─── Brano di lettura

Buaaaaa, mi fa piacere al meno condividere il tuo ascolto laddove l'Argentina piange, io al meno le ultime lacrime le ho versate scappando via da Ezeiza e leggendo "ciudadano argentino, esta no es la unica salida", ma adesso ti ricordi che esisto? ormai è tardi, il bel paese mi aspetta accogliente con lavoro, stabilità, amabilità e un buon pasto tutti i giorni per la mia famiglia, così sono andate le cose, nessuno mi aspettava 19 luglio arrivo a Roma, Verona, Padova sempre lavorando finche mi sistemo nella attuale mansione adatta a me, oramai da 6 anni.
L'Argentina è .....FUTURO, OK lo dicono tutti in tanto il presente spostato ogni giorno è sempre peggio, no per quanto si possa guadagnare ehh, bensi:"l'Argentina non sa dove vuole andare", con 200 anni di repubblica in confronto a l'Italia che ne ha solo 60, però con 2500 anni di cultura sotto i piedi:"SA cosa vuole e come andare in quel senso", basta mollare un po le tenaglie della politica corrotta e vedere, e poi l'Italiano sembra una razza aparte, molto particolare ed è anche amato della maggior parte del pianeta(tranne di se stesso), laggiù ho visto parecchie volte che per un italiano non c'era peggio che un'altro italiano !?.

──────

• Compiti
**1.** Elenca tutte le città italiane che il brano sull'emigrazione dall'Argentina all'Italia nomina come tappe del percorso di chi scrive.
**2.** Prosegui il brano sull'emigrazione dall'Argentina all'Italia dal punto in cui si ferma.

─── Materiale fornito

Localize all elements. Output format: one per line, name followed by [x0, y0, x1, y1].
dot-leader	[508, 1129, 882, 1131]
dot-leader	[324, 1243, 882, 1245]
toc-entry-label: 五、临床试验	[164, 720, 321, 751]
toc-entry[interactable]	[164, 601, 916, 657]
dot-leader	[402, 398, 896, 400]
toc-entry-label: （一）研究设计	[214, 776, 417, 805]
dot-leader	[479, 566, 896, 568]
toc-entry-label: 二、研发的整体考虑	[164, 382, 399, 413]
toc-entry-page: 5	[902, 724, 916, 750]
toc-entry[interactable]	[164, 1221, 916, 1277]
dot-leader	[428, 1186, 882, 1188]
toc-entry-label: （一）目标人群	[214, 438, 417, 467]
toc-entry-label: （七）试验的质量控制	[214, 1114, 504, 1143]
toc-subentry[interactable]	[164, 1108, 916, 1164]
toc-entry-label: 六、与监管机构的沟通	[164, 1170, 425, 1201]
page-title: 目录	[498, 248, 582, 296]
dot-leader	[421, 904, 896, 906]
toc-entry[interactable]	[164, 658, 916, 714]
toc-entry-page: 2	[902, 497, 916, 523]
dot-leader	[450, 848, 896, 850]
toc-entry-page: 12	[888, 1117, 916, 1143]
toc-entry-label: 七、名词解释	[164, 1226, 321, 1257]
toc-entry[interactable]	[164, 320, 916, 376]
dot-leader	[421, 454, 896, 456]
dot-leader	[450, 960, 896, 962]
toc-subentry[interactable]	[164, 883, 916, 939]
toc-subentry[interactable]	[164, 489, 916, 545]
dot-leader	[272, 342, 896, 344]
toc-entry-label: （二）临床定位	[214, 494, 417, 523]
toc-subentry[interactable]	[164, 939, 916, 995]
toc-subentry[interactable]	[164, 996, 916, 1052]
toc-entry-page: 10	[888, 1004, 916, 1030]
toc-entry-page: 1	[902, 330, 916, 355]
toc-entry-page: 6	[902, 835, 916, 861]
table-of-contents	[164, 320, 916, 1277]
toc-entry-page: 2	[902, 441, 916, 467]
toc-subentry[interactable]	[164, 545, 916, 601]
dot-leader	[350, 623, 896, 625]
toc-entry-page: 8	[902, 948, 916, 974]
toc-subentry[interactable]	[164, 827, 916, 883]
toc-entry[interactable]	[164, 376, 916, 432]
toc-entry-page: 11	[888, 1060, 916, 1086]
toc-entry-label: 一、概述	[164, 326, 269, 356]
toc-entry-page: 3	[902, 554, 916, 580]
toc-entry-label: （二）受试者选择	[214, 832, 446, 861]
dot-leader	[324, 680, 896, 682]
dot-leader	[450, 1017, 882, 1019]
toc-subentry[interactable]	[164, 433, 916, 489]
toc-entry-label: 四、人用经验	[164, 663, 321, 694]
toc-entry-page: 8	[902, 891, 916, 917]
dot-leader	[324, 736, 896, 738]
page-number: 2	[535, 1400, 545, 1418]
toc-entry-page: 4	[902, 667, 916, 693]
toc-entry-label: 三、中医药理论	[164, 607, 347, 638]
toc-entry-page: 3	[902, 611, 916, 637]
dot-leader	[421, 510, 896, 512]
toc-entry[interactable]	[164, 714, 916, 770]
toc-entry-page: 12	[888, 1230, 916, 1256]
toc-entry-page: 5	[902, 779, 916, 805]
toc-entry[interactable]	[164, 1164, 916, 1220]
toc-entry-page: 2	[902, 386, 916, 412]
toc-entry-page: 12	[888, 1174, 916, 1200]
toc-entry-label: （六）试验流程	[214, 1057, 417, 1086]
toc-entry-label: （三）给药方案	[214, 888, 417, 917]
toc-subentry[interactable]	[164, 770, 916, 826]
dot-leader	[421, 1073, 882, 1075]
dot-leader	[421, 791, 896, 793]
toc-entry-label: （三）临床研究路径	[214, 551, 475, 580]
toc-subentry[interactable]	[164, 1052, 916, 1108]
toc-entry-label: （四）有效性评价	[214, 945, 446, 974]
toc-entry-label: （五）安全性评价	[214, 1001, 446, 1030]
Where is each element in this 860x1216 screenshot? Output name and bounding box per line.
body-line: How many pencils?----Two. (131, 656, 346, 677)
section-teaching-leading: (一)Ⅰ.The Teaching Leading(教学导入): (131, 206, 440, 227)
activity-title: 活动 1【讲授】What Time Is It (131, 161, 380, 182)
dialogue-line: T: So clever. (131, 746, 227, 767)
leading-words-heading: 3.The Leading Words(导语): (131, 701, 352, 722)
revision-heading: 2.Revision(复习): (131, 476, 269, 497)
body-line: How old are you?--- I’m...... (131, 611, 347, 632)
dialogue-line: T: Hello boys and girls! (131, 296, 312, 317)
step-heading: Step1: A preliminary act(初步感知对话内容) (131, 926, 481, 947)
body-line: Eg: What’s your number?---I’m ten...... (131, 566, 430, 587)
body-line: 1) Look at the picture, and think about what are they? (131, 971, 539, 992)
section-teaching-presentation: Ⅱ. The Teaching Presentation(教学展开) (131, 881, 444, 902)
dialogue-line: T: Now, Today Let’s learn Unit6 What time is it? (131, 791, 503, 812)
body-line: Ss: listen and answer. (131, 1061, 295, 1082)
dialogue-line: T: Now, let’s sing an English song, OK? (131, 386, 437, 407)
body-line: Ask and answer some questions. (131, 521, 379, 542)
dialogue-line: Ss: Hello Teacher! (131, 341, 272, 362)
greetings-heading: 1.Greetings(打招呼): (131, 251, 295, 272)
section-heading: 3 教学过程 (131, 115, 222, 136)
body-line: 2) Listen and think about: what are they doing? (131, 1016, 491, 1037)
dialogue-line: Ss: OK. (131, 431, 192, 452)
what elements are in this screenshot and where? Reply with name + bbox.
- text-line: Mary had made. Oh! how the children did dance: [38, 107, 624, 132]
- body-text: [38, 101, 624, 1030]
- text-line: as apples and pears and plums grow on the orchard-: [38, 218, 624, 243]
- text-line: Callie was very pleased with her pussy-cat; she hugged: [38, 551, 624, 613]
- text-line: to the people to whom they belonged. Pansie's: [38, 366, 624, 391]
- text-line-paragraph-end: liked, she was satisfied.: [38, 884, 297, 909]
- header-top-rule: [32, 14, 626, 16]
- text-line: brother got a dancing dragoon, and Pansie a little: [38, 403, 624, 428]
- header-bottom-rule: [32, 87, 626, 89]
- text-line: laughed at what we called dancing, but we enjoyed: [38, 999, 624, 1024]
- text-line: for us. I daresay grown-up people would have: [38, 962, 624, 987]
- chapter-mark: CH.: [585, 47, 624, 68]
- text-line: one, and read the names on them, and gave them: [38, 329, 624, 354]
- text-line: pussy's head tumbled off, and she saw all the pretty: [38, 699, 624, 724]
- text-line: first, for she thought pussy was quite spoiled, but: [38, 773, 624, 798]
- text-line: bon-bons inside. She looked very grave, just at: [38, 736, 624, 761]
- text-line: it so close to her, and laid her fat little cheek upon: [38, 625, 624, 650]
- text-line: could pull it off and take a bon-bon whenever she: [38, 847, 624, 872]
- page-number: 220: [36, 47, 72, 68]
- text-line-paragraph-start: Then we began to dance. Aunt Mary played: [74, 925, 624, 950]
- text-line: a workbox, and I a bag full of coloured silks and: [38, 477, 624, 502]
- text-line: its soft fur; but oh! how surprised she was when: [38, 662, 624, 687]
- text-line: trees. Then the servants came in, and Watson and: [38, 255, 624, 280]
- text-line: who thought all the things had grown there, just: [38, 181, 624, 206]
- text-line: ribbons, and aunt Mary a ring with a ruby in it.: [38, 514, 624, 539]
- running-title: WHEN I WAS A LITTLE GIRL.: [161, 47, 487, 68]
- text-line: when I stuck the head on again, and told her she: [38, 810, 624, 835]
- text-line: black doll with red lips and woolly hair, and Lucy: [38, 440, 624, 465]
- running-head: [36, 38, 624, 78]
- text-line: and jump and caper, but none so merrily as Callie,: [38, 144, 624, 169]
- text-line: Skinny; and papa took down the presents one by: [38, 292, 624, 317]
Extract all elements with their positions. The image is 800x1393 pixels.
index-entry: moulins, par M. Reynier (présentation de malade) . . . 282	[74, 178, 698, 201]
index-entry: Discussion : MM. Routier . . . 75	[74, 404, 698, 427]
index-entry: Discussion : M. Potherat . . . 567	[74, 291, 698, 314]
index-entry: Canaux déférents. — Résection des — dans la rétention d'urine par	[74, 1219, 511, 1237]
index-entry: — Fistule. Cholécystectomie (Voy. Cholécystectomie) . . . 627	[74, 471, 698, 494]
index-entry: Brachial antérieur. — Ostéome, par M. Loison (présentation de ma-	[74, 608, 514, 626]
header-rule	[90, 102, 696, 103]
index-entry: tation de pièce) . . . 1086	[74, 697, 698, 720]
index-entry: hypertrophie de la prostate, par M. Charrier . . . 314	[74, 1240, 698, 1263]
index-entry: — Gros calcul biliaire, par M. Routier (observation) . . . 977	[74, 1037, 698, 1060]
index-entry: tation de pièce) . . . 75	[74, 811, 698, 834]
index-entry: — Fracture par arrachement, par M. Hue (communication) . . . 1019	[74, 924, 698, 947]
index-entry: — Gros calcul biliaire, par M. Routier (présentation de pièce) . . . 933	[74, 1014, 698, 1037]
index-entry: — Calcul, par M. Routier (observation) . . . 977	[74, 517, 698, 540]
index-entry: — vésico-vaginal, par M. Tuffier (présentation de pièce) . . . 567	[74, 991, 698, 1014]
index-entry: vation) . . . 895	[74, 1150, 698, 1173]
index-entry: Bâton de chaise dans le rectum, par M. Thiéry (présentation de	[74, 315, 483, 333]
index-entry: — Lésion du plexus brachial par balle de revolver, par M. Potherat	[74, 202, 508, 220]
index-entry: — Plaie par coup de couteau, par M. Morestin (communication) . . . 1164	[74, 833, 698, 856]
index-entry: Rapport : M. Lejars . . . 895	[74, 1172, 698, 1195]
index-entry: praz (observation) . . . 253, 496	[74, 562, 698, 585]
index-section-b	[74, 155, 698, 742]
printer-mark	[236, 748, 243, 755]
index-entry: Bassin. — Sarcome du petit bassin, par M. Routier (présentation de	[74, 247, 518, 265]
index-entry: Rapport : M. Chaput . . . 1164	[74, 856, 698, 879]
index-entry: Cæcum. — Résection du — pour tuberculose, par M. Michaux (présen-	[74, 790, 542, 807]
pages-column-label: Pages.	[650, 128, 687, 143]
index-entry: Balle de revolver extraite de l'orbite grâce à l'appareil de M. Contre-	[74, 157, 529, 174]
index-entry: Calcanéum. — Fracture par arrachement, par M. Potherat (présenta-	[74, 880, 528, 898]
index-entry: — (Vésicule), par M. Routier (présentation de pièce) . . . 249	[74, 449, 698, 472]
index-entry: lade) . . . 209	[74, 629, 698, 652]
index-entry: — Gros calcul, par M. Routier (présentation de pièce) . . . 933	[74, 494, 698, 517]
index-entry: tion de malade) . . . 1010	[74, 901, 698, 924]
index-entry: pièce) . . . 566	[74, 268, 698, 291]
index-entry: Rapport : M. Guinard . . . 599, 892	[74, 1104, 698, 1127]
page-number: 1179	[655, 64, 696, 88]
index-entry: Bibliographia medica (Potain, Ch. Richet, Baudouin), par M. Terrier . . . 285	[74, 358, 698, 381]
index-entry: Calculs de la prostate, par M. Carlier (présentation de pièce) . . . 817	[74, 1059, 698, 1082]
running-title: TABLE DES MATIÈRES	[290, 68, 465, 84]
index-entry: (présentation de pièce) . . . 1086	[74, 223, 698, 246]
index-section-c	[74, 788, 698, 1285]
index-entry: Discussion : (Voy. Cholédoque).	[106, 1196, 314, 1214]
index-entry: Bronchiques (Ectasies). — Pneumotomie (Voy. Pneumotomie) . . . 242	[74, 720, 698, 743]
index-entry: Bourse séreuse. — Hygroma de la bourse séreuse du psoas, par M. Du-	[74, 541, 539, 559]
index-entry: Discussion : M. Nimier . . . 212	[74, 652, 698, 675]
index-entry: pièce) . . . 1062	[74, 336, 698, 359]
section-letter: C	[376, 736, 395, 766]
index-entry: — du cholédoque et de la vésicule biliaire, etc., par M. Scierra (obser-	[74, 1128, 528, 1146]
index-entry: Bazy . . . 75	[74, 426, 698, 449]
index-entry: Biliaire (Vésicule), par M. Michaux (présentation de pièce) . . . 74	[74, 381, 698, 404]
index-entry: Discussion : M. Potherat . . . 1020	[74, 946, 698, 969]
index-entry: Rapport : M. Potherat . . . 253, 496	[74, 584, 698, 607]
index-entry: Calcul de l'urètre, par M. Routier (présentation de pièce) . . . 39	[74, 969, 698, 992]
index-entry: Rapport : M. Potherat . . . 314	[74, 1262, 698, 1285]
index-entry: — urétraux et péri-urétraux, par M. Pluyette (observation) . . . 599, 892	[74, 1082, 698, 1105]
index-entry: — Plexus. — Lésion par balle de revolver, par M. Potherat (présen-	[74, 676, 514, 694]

──────

• Risposte per compito
**1.** Roma, Verona, Padova

**2.**
Argentina è controllata da pochissimi individui sia economia, droghe e povertà estrema, poliziotti (bonaerense?)che fanno la sua e ti fanno percepire insucurezza totale, ansi il ladro mi pare che sei TU!!. Il lato che mi fa sentire MOLTO ORGOGLIOSO ed è anche nottissimo all'estero: un mucchio permanente di persone con DUE PALLE GROSSISSIME, che sanno fare fronte alle difficoltà con tantissima intelligenza e cuore per arrangiarsi ed andare avanti.
In quanto riguarda a mè, sono nato a Buenos Aires, figlio di marchiggiani e in veneto mi fanno sentire come a casa mia.